[DATASET EXCERPTS]
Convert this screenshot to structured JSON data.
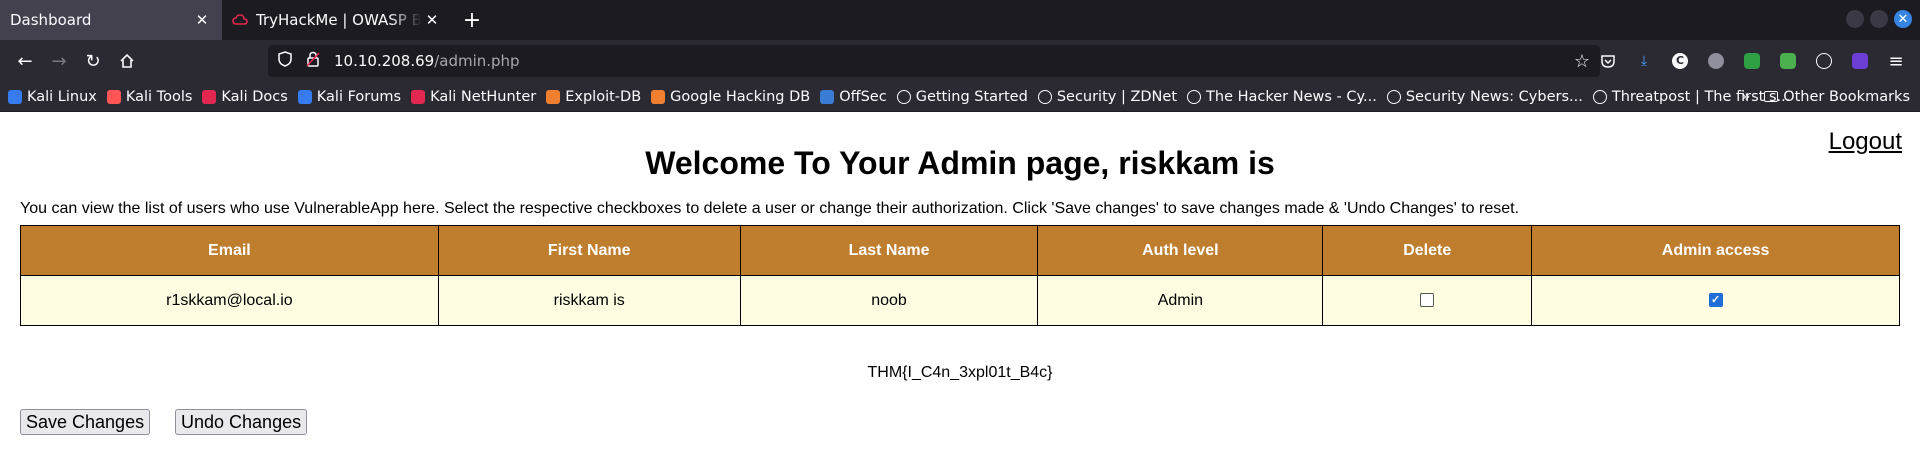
{
  "browser": {
    "tabs": [
      {
        "title": "Dashboard",
        "active": true
      },
      {
        "title": "TryHackMe | OWASP Brok",
        "active": false
      }
    ],
    "url": {
      "host": "10.10.208.69",
      "path": "/admin.php"
    },
    "bookmarks": [
      {
        "label": "Kali Linux",
        "icon": "kali-icon",
        "color": "#367bf0"
      },
      {
        "label": "Kali Tools",
        "icon": "kali-icon",
        "color": "#ff5555"
      },
      {
        "label": "Kali Docs",
        "icon": "kali-docs-icon",
        "color": "#e22850"
      },
      {
        "label": "Kali Forums",
        "icon": "kali-forums-icon",
        "color": "#367bf0"
      },
      {
        "label": "Kali NetHunter",
        "icon": "nethunter-icon",
        "color": "#e22850"
      },
      {
        "label": "Exploit-DB",
        "icon": "exploitdb-icon",
        "color": "#f08030"
      },
      {
        "label": "Google Hacking DB",
        "icon": "ghdb-icon",
        "color": "#f08030"
      },
      {
        "label": "OffSec",
        "icon": "offsec-icon",
        "color": "#3a7bd5"
      },
      {
        "label": "Getting Started",
        "icon": "globe-icon",
        "color": ""
      },
      {
        "label": "Security | ZDNet",
        "icon": "globe-icon",
        "color": ""
      },
      {
        "label": "The Hacker News - Cy...",
        "icon": "globe-icon",
        "color": ""
      },
      {
        "label": "Security News: Cybers...",
        "icon": "globe-icon",
        "color": ""
      },
      {
        "label": "Threatpost | The first s...",
        "icon": "globe-icon",
        "color": ""
      }
    ],
    "other_bookmarks": "Other Bookmarks",
    "more_bookmarks": "»"
  },
  "page": {
    "logout": "Logout",
    "title": "Welcome To Your Admin page, riskkam is",
    "description": "You can view the list of users who use VulnerableApp here. Select the respective checkboxes to delete a user or change their authorization. Click 'Save changes' to save changes made & 'Undo Changes' to reset.",
    "table": {
      "headers": [
        "Email",
        "First Name",
        "Last Name",
        "Auth level",
        "Delete",
        "Admin access"
      ],
      "rows": [
        {
          "email": "r1skkam@local.io",
          "first_name": "riskkam is",
          "last_name": "noob",
          "auth_level": "Admin",
          "delete": false,
          "admin_access": true
        }
      ]
    },
    "flag": "THM{I_C4n_3xpl01t_B4c}",
    "save_button": "Save Changes",
    "undo_button": "Undo Changes"
  },
  "colors": {
    "table_header": "#bf7d2e",
    "table_row": "#fffde1"
  }
}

[WHAT YOU ARE ASKED TO DO] Take every line containing the word "Changes" and copy it.

[WRITTEN RESPONSE]
    "description": "You can view the list of users who use VulnerableApp here. Select the respective checkboxes to delete a user or change their authorization. Click 'Save changes' to save changes made & 'Undo Changes' to reset.",
    "save_button": "Save Changes",
    "undo_button": "Undo Changes"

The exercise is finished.